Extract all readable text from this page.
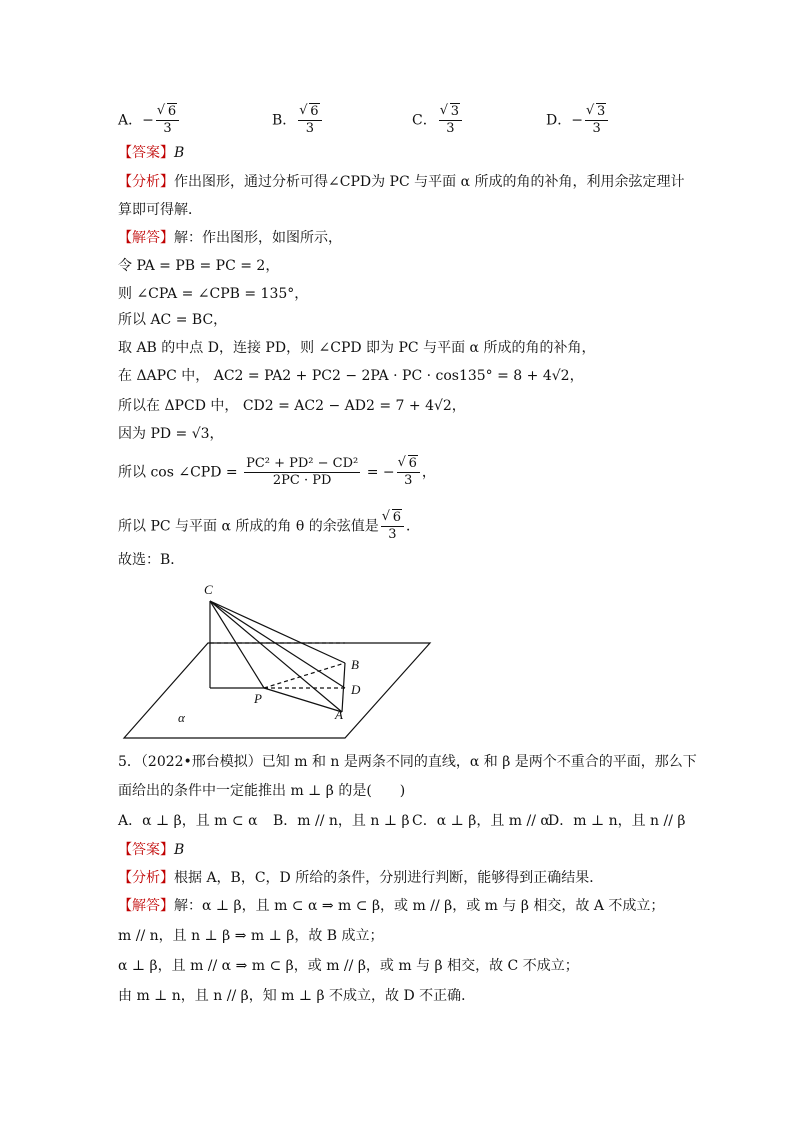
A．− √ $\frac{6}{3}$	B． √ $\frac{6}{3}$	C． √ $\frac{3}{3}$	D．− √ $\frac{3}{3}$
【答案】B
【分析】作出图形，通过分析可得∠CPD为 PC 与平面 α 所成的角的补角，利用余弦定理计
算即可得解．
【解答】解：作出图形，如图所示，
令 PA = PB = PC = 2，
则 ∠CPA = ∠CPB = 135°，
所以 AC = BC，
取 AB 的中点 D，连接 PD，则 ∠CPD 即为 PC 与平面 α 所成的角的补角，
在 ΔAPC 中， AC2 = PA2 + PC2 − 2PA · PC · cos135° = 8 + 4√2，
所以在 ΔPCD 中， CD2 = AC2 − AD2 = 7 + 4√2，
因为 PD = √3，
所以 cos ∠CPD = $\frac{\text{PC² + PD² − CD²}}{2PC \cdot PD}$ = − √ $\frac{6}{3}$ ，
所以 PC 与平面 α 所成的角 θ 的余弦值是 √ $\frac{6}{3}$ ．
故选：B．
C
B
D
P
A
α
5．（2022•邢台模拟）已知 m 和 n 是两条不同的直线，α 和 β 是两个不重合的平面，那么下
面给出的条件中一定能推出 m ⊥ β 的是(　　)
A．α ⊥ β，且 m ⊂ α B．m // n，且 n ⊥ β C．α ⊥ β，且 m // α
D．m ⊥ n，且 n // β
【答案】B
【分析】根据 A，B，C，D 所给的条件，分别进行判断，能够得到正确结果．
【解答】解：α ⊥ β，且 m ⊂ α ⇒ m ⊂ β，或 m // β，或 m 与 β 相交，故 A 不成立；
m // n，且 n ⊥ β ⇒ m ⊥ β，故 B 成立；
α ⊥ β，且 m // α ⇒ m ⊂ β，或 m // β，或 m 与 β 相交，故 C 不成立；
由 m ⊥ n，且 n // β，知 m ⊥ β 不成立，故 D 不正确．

--

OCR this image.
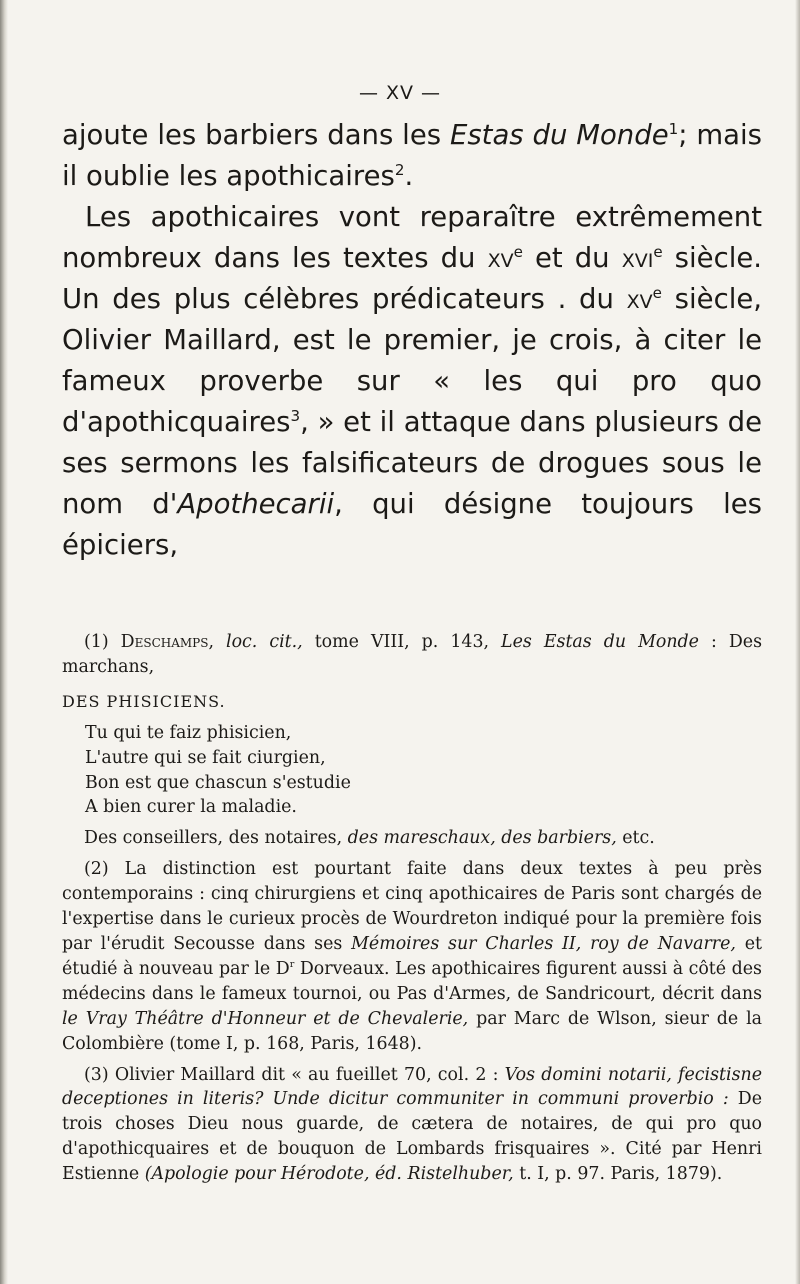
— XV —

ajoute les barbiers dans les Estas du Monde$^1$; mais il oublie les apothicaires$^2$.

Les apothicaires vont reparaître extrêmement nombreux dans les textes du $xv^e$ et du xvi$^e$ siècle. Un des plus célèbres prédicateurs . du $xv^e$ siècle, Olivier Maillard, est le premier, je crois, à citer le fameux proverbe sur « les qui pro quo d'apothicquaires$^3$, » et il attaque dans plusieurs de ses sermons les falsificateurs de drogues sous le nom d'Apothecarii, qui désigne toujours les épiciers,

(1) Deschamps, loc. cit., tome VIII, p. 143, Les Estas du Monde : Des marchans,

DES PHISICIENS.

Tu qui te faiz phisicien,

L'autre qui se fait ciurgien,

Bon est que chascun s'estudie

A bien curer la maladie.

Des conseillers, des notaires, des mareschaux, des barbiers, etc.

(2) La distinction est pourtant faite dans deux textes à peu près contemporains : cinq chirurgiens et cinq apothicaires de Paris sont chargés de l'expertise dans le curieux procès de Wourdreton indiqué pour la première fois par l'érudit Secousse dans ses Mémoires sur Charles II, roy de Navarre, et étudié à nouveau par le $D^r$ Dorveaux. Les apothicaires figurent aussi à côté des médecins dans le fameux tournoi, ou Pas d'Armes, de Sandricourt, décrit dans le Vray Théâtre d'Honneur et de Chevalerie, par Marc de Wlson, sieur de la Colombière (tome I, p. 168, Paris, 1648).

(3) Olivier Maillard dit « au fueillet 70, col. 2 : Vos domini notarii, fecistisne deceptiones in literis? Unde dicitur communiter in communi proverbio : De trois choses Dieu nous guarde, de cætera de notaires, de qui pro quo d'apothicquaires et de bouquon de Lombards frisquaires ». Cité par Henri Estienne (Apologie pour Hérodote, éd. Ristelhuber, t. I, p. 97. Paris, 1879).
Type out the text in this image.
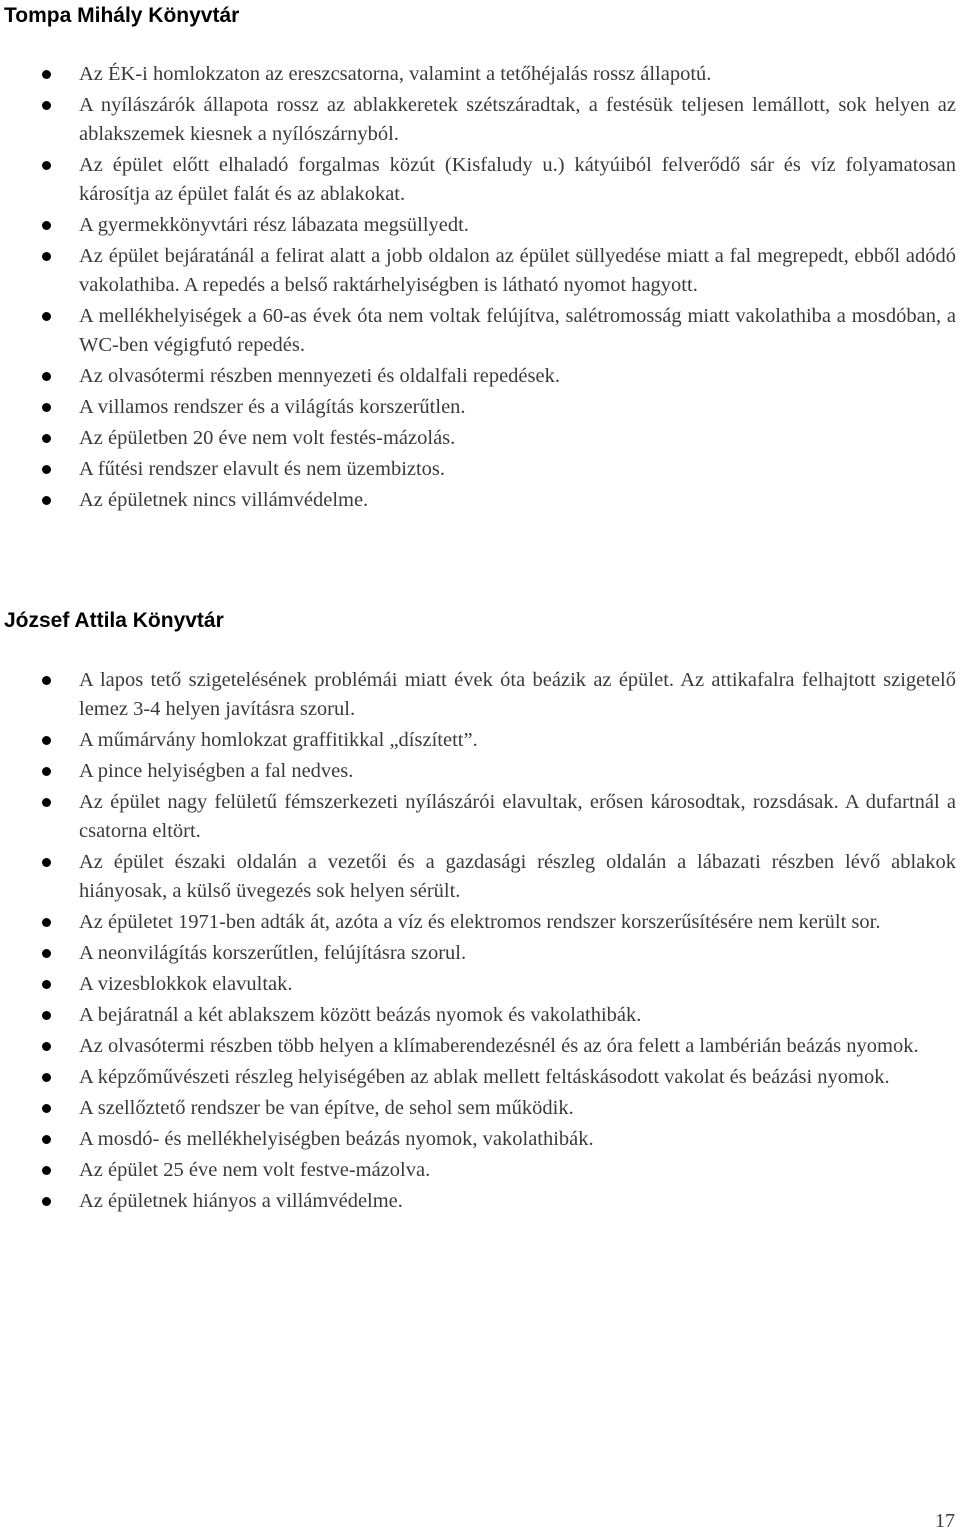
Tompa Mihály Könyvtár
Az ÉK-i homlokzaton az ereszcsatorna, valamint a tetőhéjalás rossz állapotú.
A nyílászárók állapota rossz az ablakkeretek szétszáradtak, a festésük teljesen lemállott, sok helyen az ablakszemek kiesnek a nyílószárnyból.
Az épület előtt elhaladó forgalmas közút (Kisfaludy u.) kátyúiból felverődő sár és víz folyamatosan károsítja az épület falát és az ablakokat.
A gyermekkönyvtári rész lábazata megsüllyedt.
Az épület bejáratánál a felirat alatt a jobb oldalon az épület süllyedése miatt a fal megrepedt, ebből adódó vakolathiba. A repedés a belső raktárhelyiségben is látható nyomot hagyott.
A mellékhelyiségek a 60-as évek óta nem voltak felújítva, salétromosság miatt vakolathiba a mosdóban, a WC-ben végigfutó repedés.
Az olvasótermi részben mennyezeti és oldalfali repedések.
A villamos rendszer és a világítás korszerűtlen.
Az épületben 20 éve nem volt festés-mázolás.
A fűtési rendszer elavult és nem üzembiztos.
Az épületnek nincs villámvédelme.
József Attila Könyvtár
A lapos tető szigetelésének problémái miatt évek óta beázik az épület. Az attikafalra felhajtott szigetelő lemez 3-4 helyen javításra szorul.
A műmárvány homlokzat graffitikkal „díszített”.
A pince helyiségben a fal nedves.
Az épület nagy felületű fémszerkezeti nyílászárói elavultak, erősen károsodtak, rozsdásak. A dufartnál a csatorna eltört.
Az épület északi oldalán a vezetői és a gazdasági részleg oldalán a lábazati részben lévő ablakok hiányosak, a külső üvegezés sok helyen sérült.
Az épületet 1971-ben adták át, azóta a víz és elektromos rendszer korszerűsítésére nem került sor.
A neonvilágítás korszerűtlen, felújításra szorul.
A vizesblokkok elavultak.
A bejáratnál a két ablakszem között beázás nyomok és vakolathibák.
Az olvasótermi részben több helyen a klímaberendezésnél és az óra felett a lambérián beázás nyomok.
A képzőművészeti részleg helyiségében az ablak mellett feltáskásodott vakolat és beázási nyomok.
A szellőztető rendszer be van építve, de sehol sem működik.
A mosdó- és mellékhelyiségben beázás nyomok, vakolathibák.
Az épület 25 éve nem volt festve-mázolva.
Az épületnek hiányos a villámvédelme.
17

What this task involves: Pull every line containing the word "részleg" out of the material.

Exercise solution:
Az épület északi oldalán a vezetői és a gazdasági részleg oldalán a lábazati részben lévő ablakok hiányosak, a külső üvegezés sok helyen sérült.
A képzőművészeti részleg helyiségében az ablak mellett feltáskásodott vakolat és beázási nyomok.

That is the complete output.